======== Records for the task ========

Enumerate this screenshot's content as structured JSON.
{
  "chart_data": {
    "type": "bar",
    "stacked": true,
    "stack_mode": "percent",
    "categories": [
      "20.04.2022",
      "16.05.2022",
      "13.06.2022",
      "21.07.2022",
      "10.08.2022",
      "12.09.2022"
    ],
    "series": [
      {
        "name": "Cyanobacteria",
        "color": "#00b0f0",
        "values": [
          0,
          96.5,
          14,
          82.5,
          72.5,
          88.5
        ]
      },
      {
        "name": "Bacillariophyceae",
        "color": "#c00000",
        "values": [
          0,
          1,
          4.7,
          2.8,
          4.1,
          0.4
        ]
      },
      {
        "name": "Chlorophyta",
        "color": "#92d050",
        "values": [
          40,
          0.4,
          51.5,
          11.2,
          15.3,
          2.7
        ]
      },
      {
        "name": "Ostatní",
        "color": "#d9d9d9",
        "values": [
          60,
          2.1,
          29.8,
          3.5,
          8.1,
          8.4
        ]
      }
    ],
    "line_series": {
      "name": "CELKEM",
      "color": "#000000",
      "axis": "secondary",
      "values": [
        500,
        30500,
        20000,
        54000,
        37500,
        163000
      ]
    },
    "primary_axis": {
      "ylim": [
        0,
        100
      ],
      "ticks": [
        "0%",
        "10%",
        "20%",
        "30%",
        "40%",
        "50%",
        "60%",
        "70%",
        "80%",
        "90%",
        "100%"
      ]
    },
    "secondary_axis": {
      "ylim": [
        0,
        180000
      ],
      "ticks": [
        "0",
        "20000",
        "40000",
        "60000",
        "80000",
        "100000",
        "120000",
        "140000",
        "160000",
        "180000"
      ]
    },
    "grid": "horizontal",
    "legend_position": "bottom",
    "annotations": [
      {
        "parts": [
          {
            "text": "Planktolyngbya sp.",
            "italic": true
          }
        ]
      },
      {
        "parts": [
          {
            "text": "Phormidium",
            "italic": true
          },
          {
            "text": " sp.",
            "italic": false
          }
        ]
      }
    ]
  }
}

========
======== Records for the task ========

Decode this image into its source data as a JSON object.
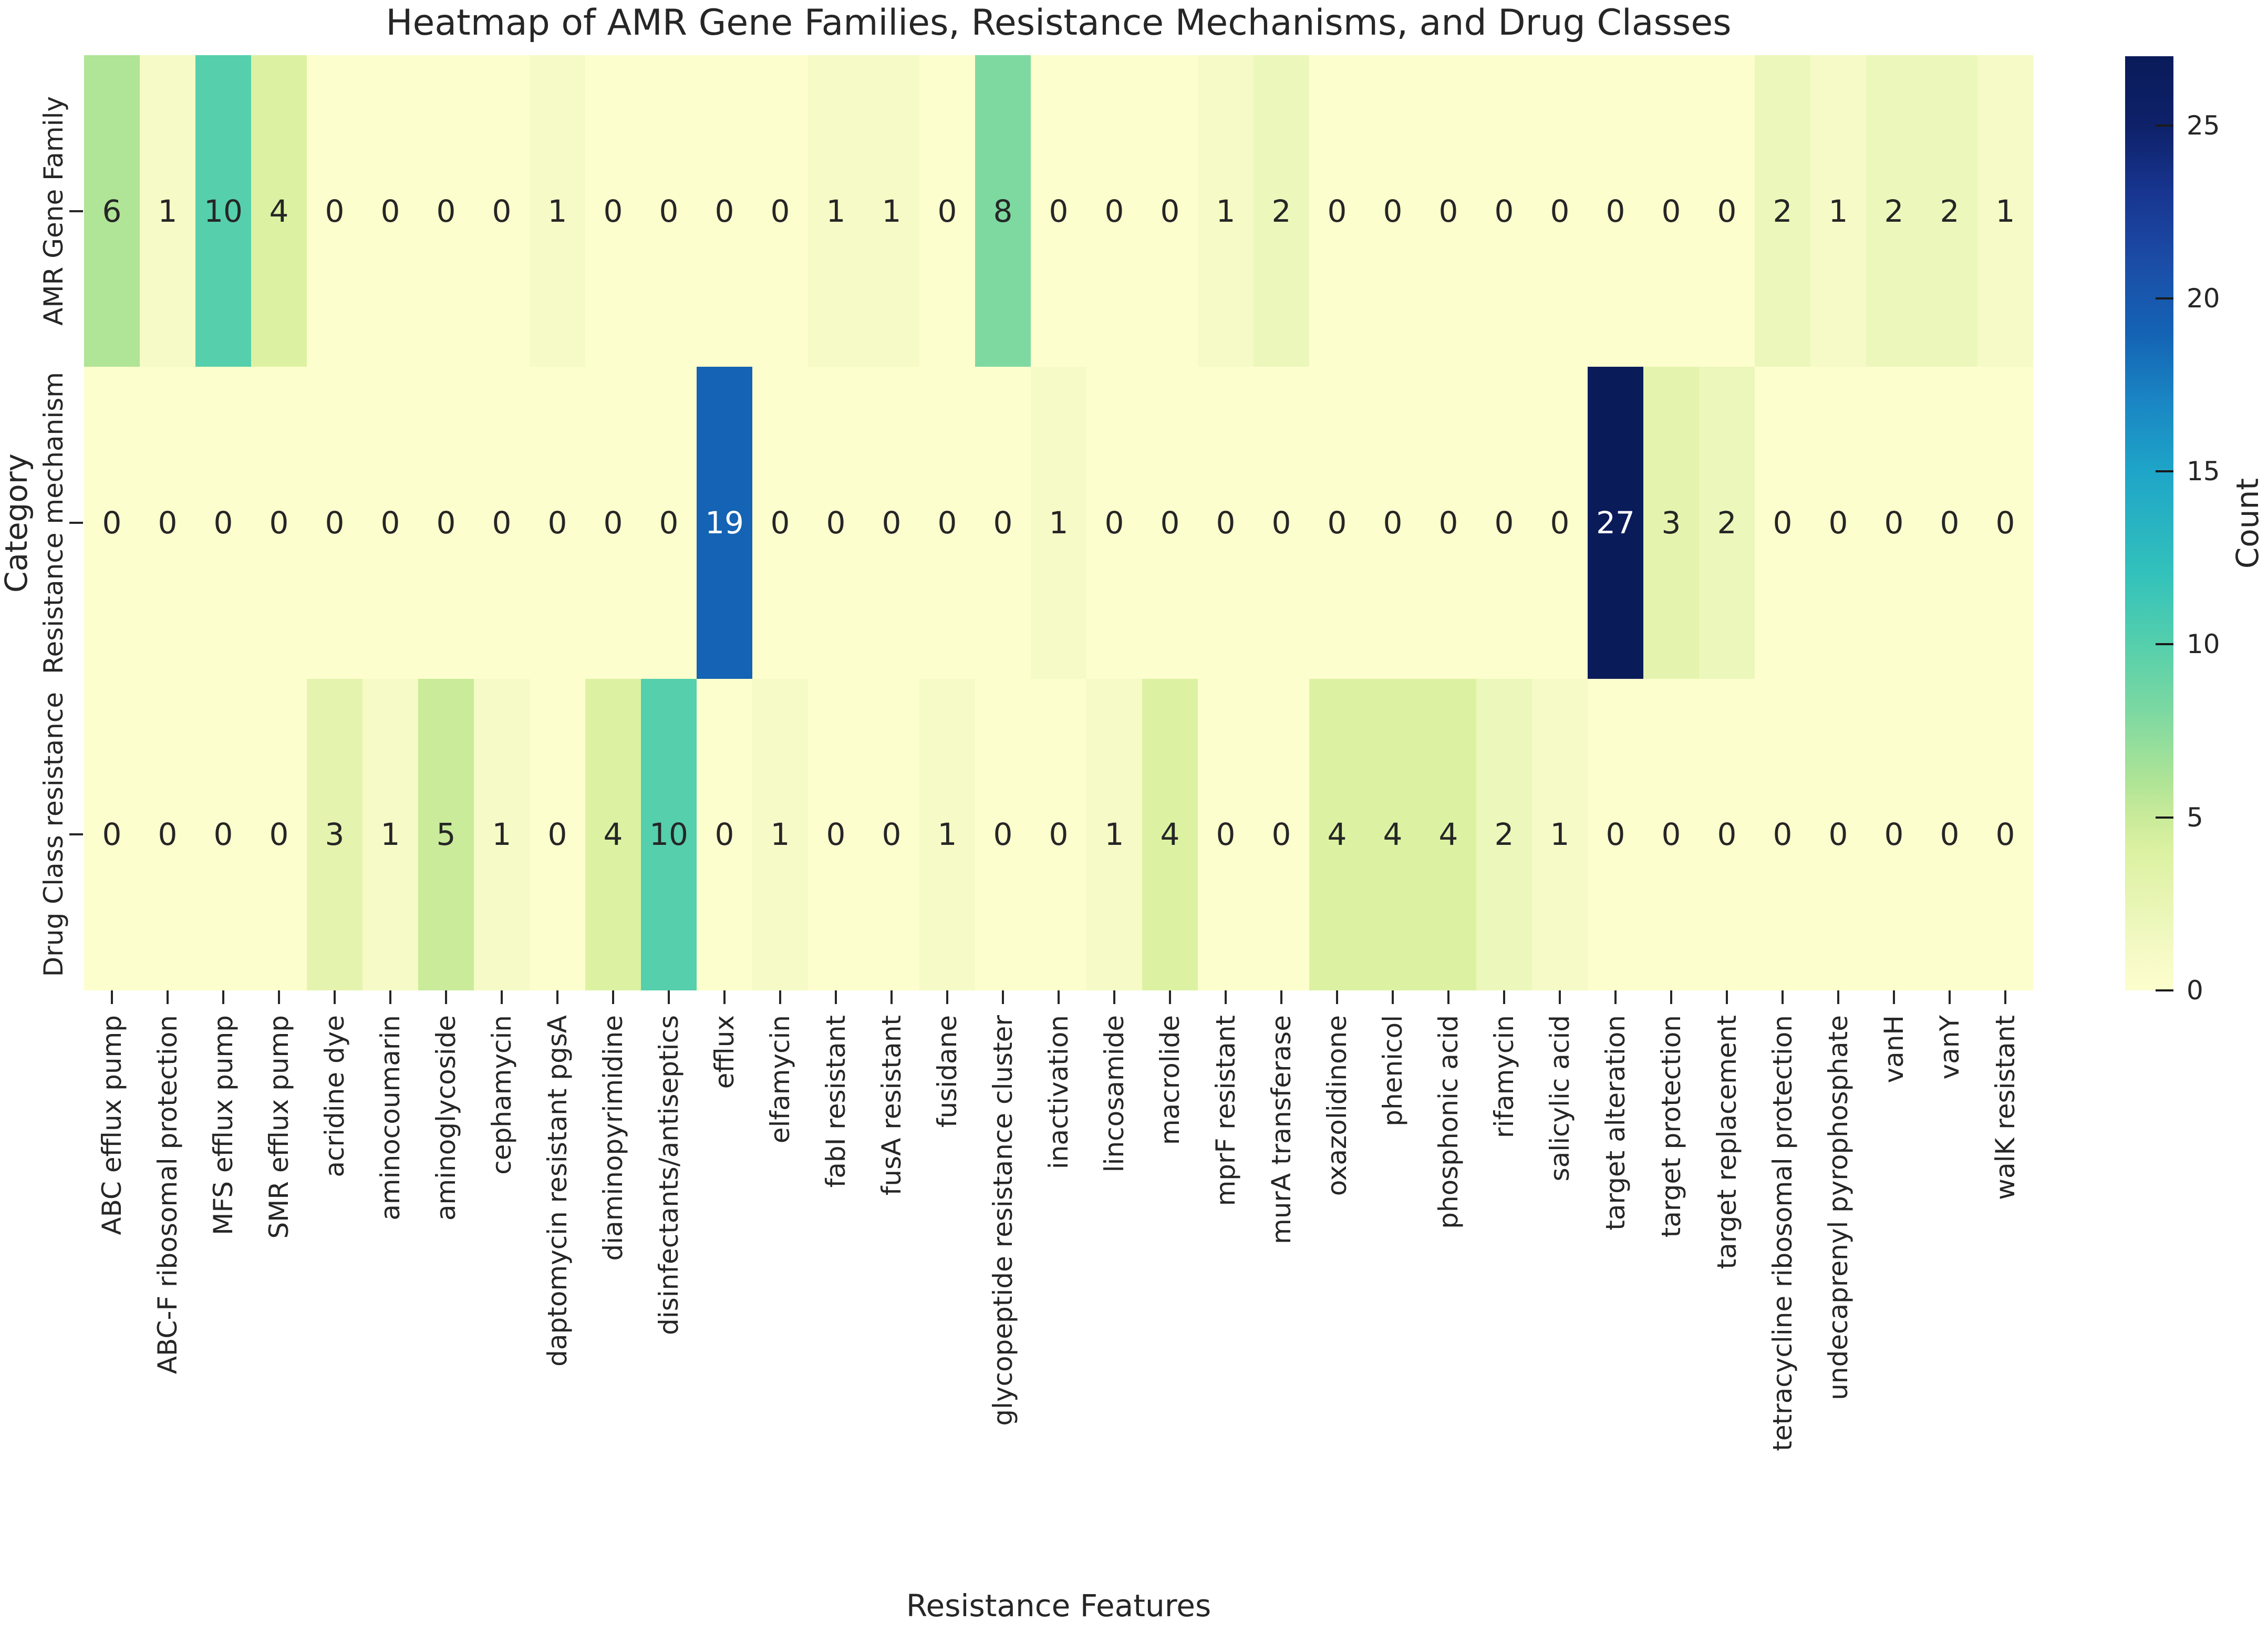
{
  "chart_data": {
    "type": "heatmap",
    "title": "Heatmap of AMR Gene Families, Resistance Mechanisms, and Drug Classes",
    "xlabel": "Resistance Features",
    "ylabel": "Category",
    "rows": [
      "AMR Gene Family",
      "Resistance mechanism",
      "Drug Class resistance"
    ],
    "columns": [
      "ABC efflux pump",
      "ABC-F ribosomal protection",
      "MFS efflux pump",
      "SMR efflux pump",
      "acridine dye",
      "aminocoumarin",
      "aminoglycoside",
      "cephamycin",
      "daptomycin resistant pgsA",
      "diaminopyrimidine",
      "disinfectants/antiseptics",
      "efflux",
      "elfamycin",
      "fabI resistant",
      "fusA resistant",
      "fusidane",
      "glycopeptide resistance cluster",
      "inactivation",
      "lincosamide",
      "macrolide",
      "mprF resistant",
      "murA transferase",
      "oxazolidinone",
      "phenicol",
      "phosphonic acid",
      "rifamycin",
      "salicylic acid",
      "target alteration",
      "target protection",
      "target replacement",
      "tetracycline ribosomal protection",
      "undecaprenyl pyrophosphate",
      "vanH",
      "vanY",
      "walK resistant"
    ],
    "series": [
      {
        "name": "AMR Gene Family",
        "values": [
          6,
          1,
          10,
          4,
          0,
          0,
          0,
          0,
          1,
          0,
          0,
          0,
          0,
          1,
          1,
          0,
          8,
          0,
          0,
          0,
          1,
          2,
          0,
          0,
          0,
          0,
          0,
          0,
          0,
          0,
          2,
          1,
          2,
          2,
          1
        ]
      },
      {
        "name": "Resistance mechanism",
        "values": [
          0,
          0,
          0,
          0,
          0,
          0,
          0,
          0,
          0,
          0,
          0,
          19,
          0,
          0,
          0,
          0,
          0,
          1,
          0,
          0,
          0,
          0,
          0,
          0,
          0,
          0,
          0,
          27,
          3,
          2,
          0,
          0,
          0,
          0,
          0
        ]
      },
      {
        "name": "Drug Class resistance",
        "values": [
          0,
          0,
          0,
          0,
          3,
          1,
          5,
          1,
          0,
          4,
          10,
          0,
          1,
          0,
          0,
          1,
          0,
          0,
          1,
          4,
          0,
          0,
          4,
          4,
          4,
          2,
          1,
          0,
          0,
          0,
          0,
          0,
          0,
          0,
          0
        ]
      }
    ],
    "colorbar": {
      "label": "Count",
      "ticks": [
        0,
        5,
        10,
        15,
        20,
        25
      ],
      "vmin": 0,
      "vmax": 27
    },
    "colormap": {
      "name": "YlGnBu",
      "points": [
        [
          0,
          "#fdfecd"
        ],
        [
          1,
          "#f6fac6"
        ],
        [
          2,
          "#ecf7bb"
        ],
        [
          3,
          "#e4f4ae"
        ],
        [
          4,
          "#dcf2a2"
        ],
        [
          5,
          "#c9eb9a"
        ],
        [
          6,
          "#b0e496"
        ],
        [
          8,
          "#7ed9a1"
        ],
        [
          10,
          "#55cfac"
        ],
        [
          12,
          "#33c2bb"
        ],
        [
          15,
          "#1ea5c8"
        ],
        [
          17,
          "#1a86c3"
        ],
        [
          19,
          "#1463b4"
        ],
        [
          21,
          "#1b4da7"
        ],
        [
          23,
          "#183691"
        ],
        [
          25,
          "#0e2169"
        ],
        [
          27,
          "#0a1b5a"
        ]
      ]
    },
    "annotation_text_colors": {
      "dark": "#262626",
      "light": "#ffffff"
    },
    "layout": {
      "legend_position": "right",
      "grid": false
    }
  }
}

========

→ The task
In the listing above, count each line that holds the string "resistant". Give the number only.

→ Solution below
5